[start of Materials provided]

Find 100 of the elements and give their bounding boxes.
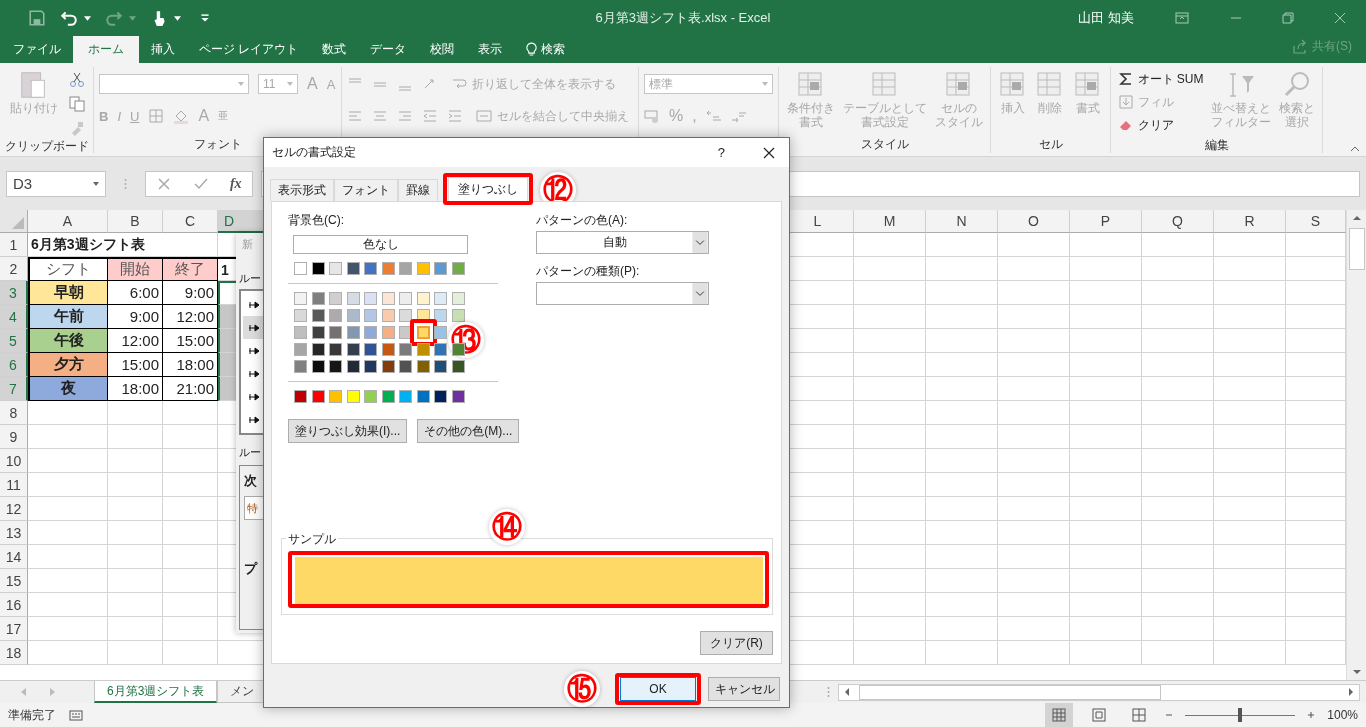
color-swatch[interactable] [381,343,395,356]
row-header[interactable]: 14 [0,545,28,569]
color-swatch[interactable] [399,343,412,356]
fill-effects-button[interactable]: 塗りつぶし効果(I)... [288,419,408,443]
more-colors-button[interactable]: その他の色(M)... [417,419,520,443]
column-header[interactable]: M [854,210,926,233]
cancel-icon[interactable] [156,175,173,192]
color-swatch[interactable] [311,326,325,339]
color-swatch[interactable] [346,360,360,373]
column-header[interactable]: Q [1142,210,1214,233]
ribbon-tab[interactable]: データ [358,36,419,63]
align-center-icon[interactable] [372,108,388,124]
color-swatch[interactable] [399,262,412,275]
color-swatch[interactable] [311,360,325,373]
view-button[interactable] [1045,703,1074,727]
color-swatch[interactable] [346,309,360,322]
currency-icon[interactable] [644,108,660,124]
column-header[interactable]: R [1214,210,1286,233]
outdent-icon[interactable] [422,108,438,124]
color-swatch[interactable] [311,309,325,322]
row-header[interactable]: 3 [0,281,28,305]
color-swatch[interactable] [399,309,412,322]
color-swatch[interactable] [311,390,325,403]
dialog-tab[interactable]: 表示形式 [270,179,334,201]
color-swatch[interactable] [329,262,342,275]
row-header[interactable]: 17 [0,617,28,641]
color-swatch[interactable] [346,390,360,403]
row-header[interactable]: 11 [0,473,28,497]
column-header[interactable]: A [28,210,108,233]
grip-icon[interactable] [827,686,830,698]
select-all-button[interactable] [0,210,28,233]
color-swatch[interactable] [451,292,465,305]
row-header[interactable]: 5 [0,329,28,353]
collapse-icon[interactable] [1350,146,1360,152]
ribbon-tab[interactable]: 数式 [310,36,359,63]
horizontal-scrollbar[interactable] [838,683,1360,701]
color-swatch[interactable] [451,262,465,275]
row-header[interactable]: 2 [0,257,28,281]
zoom-in-icon[interactable] [1307,711,1316,719]
close-icon[interactable] [763,146,775,159]
next-sheet-icon[interactable] [48,688,56,696]
paint-bucket-icon[interactable] [173,108,190,124]
color-swatch[interactable] [329,292,342,305]
column-header[interactable]: C [163,210,218,233]
color-swatch[interactable] [434,262,447,275]
scroll-down-icon[interactable] [1352,668,1361,676]
color-swatch[interactable] [329,390,342,403]
row-header[interactable]: 15 [0,569,28,593]
column-header[interactable]: N [926,210,998,233]
copy-icon[interactable] [68,96,85,112]
color-swatch[interactable] [294,326,307,339]
border-icon[interactable] [148,108,165,124]
previous-sheet-icon[interactable] [20,688,28,696]
color-swatch[interactable] [311,343,325,356]
color-swatch[interactable] [346,326,360,339]
column-header[interactable]: O [998,210,1070,233]
color-swatch[interactable] [434,343,447,356]
editing-button[interactable]: クリア [1117,115,1204,135]
color-swatch[interactable] [329,343,342,356]
row-header[interactable]: 10 [0,449,28,473]
row-header[interactable]: 9 [0,425,28,449]
color-swatch[interactable] [364,309,377,322]
color-swatch[interactable] [294,309,307,322]
color-swatch[interactable] [294,262,307,275]
color-swatch[interactable] [364,262,377,275]
color-swatch[interactable] [329,309,342,322]
clear-button[interactable]: クリア(R) [700,631,773,655]
color-swatch[interactable] [434,326,447,339]
ok-button[interactable]: OK [620,677,696,701]
color-swatch[interactable] [416,326,430,339]
scissors-icon[interactable] [68,72,85,88]
color-swatch[interactable] [416,360,430,373]
zoom-thumb[interactable] [1238,708,1243,722]
color-swatch[interactable] [416,292,430,305]
color-swatch[interactable] [364,292,377,305]
row-header[interactable]: 18 [0,641,28,665]
redo-icon[interactable] [105,9,123,27]
color-swatch[interactable] [381,262,395,275]
ribbon-tab[interactable]: ホーム [73,36,139,63]
color-swatch[interactable] [381,292,395,305]
pattern-color-select[interactable]: 自動 [536,231,709,254]
color-swatch[interactable] [346,262,360,275]
color-swatch[interactable] [416,390,430,403]
color-swatch[interactable] [399,360,412,373]
color-swatch[interactable] [451,309,465,322]
color-swatch[interactable] [364,360,377,373]
zoom-out-icon[interactable] [1165,711,1174,719]
color-swatch[interactable] [434,360,447,373]
dialog-tab[interactable]: 塗りつぶし [448,177,528,201]
color-swatch[interactable] [346,292,360,305]
color-swatch[interactable] [434,390,447,403]
ribbon-tab[interactable]: ページ レイアウト [187,36,311,63]
help-button[interactable]: ? [717,145,725,160]
color-swatch[interactable] [451,390,465,403]
color-swatch[interactable] [311,292,325,305]
align-left-icon[interactable] [347,108,363,124]
color-swatch[interactable] [451,360,465,373]
row-header[interactable]: 1 [0,233,28,257]
scroll-thumb[interactable] [859,684,1161,700]
caret-icon[interactable] [84,15,91,21]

[end of Materials provided]

__Task to complete__.
Update these lines by changing every "color-swatch" to "color-chip" and leaving everything else untouched. Leave the pictures out of your answer.

__Full response__.
Find 100 of the elements and give their bounding boxes.
color-chip[interactable] [381,343,395,356]
row-header[interactable]: 14 [0,545,28,569]
color-chip[interactable] [399,343,412,356]
fill-effects-button[interactable]: 塗りつぶし効果(I)... [288,419,408,443]
more-colors-button[interactable]: その他の色(M)... [417,419,520,443]
column-header[interactable]: M [854,210,926,233]
cancel-icon[interactable] [156,175,173,192]
color-chip[interactable] [311,326,325,339]
color-chip[interactable] [346,360,360,373]
column-header[interactable]: Q [1142,210,1214,233]
ribbon-tab[interactable]: データ [358,36,419,63]
align-center-icon[interactable] [372,108,388,124]
color-chip[interactable] [399,262,412,275]
color-chip[interactable] [311,360,325,373]
view-button[interactable] [1045,703,1074,727]
color-chip[interactable] [346,309,360,322]
currency-icon[interactable] [644,108,660,124]
column-header[interactable]: R [1214,210,1286,233]
outdent-icon[interactable] [422,108,438,124]
color-chip[interactable] [311,309,325,322]
row-header[interactable]: 3 [0,281,28,305]
color-chip[interactable] [399,309,412,322]
color-chip[interactable] [311,390,325,403]
dialog-tab[interactable]: 表示形式 [270,179,334,201]
color-chip[interactable] [329,262,342,275]
row-header[interactable]: 17 [0,617,28,641]
color-chip[interactable] [346,390,360,403]
row-header[interactable]: 11 [0,473,28,497]
column-header[interactable]: A [28,210,108,233]
grip-icon[interactable] [827,686,830,698]
select-all-button[interactable] [0,210,28,233]
color-chip[interactable] [451,292,465,305]
row-header[interactable]: 5 [0,329,28,353]
collapse-icon[interactable] [1350,146,1360,152]
ribbon-tab[interactable]: 数式 [310,36,359,63]
horizontal-scrollbar[interactable] [838,683,1360,701]
color-chip[interactable] [451,262,465,275]
row-header[interactable]: 2 [0,257,28,281]
zoom-in-icon[interactable] [1307,711,1316,719]
close-icon[interactable] [763,146,775,159]
next-sheet-icon[interactable] [48,688,56,696]
paint-bucket-icon[interactable] [173,108,190,124]
color-chip[interactable] [329,292,342,305]
column-header[interactable]: C [163,210,218,233]
color-chip[interactable] [434,262,447,275]
scroll-down-icon[interactable] [1352,668,1361,676]
color-chip[interactable] [329,390,342,403]
row-header[interactable]: 15 [0,569,28,593]
column-header[interactable]: N [926,210,998,233]
copy-icon[interactable] [68,96,85,112]
color-chip[interactable] [294,326,307,339]
border-icon[interactable] [148,108,165,124]
previous-sheet-icon[interactable] [20,688,28,696]
color-chip[interactable] [311,343,325,356]
color-chip[interactable] [346,326,360,339]
column-header[interactable]: O [998,210,1070,233]
color-chip[interactable] [434,343,447,356]
editing-button[interactable]: クリア [1117,115,1204,135]
color-chip[interactable] [329,343,342,356]
row-header[interactable]: 10 [0,449,28,473]
row-header[interactable]: 9 [0,425,28,449]
color-chip[interactable] [364,309,377,322]
color-chip[interactable] [294,309,307,322]
color-chip[interactable] [294,262,307,275]
color-chip[interactable] [364,262,377,275]
color-chip[interactable] [329,309,342,322]
clear-button[interactable]: クリア(R) [700,631,773,655]
color-chip[interactable] [434,326,447,339]
ok-button[interactable]: OK [620,677,696,701]
color-chip[interactable] [416,326,430,339]
scissors-icon[interactable] [68,72,85,88]
color-chip[interactable] [416,360,430,373]
zoom-thumb[interactable] [1238,708,1243,722]
color-chip[interactable] [416,292,430,305]
color-chip[interactable] [364,292,377,305]
row-header[interactable]: 18 [0,641,28,665]
redo-icon[interactable] [105,9,123,27]
color-chip[interactable] [381,262,395,275]
ribbon-tab[interactable]: ホーム [73,36,139,63]
color-chip[interactable] [381,292,395,305]
pattern-color-select[interactable]: 自動 [536,231,709,254]
color-chip[interactable] [346,262,360,275]
color-chip[interactable] [416,390,430,403]
color-chip[interactable] [399,360,412,373]
color-chip[interactable] [451,309,465,322]
color-chip[interactable] [364,360,377,373]
zoom-out-icon[interactable] [1165,711,1174,719]
color-chip[interactable] [434,360,447,373]
dialog-tab[interactable]: 塗りつぶし [448,177,528,201]
color-chip[interactable] [346,292,360,305]
color-chip[interactable] [434,390,447,403]
ribbon-tab[interactable]: ページ レイアウト [187,36,311,63]
help-button[interactable]: ? [717,145,725,160]
color-chip[interactable] [451,390,465,403]
color-chip[interactable] [311,292,325,305]
align-left-icon[interactable] [347,108,363,124]
color-chip[interactable] [451,360,465,373]
row-header[interactable]: 1 [0,233,28,257]
scroll-thumb[interactable] [859,684,1161,700]
caret-icon[interactable] [84,15,91,21]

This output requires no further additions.